▶ Task
Tally the lines containing the word "ffffff", and report the tally alone.

▶ Figure record extracts
** start **

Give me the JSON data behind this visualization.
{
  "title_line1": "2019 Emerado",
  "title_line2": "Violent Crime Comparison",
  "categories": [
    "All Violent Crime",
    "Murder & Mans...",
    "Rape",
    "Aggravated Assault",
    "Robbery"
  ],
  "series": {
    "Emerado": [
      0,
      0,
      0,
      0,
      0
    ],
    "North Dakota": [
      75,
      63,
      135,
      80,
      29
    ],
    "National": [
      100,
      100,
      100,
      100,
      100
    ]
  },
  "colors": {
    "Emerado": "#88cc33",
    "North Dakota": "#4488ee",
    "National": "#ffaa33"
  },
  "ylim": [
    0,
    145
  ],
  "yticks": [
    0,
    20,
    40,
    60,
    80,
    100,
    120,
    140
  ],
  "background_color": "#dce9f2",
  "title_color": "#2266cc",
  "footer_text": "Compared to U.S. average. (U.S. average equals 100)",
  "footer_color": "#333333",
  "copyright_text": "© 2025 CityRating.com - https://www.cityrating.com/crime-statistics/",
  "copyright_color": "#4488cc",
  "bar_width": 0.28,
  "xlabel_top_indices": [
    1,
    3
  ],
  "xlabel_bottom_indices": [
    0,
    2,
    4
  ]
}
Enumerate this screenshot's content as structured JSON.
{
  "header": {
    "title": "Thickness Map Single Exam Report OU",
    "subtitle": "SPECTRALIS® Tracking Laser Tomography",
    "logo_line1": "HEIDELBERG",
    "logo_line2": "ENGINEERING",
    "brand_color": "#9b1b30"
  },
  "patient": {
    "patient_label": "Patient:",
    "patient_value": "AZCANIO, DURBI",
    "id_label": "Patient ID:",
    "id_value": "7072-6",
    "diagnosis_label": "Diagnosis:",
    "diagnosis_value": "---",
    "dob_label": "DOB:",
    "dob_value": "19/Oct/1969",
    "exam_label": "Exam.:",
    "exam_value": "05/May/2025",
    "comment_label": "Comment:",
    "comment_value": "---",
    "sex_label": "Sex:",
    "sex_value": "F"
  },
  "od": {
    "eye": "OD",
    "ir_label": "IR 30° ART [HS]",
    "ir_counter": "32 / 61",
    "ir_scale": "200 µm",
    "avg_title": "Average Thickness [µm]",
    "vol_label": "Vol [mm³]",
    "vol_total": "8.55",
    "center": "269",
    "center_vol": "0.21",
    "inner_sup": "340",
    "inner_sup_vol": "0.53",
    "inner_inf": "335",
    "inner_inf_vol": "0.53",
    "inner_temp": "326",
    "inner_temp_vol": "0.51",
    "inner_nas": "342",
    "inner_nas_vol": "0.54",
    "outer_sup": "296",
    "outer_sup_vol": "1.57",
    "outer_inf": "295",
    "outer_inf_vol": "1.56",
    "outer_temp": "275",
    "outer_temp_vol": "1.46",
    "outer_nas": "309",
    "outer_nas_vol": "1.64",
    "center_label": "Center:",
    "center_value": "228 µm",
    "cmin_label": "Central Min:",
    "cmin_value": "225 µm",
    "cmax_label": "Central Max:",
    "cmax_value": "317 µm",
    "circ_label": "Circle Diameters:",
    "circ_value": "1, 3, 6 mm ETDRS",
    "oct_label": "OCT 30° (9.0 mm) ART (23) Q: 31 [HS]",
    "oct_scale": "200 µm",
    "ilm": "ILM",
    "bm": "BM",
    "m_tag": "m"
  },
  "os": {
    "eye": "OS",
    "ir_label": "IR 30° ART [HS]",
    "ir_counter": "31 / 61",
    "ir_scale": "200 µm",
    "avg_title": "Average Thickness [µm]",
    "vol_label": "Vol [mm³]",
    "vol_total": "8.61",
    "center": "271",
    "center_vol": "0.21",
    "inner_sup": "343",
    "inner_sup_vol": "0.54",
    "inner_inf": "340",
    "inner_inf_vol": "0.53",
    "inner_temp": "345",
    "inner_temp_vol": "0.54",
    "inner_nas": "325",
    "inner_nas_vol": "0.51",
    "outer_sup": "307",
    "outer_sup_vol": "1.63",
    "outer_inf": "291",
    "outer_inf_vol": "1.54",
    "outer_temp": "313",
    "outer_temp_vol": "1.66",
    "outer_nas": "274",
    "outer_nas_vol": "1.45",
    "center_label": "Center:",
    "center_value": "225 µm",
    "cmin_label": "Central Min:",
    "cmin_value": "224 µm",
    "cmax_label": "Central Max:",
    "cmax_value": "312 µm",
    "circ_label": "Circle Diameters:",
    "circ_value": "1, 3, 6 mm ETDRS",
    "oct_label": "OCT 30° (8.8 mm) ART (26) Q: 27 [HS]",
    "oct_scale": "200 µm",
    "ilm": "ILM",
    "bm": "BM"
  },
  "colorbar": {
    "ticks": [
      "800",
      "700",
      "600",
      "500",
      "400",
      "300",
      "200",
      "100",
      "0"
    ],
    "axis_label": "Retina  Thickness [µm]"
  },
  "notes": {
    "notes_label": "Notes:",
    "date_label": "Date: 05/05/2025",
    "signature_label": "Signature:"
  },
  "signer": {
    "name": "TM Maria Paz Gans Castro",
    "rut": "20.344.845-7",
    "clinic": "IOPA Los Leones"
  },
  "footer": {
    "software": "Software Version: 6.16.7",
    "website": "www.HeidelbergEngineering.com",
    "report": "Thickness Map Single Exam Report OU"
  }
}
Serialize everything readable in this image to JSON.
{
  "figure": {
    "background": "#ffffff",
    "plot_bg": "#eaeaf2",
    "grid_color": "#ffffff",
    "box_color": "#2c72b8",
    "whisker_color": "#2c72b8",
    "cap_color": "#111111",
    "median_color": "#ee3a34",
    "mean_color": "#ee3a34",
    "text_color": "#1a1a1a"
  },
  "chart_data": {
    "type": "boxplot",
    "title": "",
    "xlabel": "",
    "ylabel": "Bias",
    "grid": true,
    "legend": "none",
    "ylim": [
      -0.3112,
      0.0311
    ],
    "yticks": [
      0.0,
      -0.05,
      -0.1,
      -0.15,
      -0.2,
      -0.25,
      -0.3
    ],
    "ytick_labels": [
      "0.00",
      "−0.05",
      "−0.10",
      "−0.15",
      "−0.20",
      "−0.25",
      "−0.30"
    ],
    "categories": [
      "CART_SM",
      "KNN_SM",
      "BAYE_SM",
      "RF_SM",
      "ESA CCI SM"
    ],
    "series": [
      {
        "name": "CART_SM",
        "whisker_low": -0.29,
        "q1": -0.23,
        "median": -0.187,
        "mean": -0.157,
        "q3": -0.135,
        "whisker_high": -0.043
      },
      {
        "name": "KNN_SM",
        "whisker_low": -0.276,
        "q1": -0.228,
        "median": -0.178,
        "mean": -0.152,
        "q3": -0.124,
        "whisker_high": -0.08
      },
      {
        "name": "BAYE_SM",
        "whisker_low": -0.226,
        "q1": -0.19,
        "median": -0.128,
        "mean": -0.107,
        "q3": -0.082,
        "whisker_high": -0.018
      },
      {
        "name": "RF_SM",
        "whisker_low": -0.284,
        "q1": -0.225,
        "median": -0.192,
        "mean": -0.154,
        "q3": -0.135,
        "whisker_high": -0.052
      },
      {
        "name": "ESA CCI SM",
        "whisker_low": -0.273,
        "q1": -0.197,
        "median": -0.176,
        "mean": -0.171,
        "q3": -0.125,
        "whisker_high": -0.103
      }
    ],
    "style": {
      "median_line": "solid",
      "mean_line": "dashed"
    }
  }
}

** end **

▶ Correct answer
2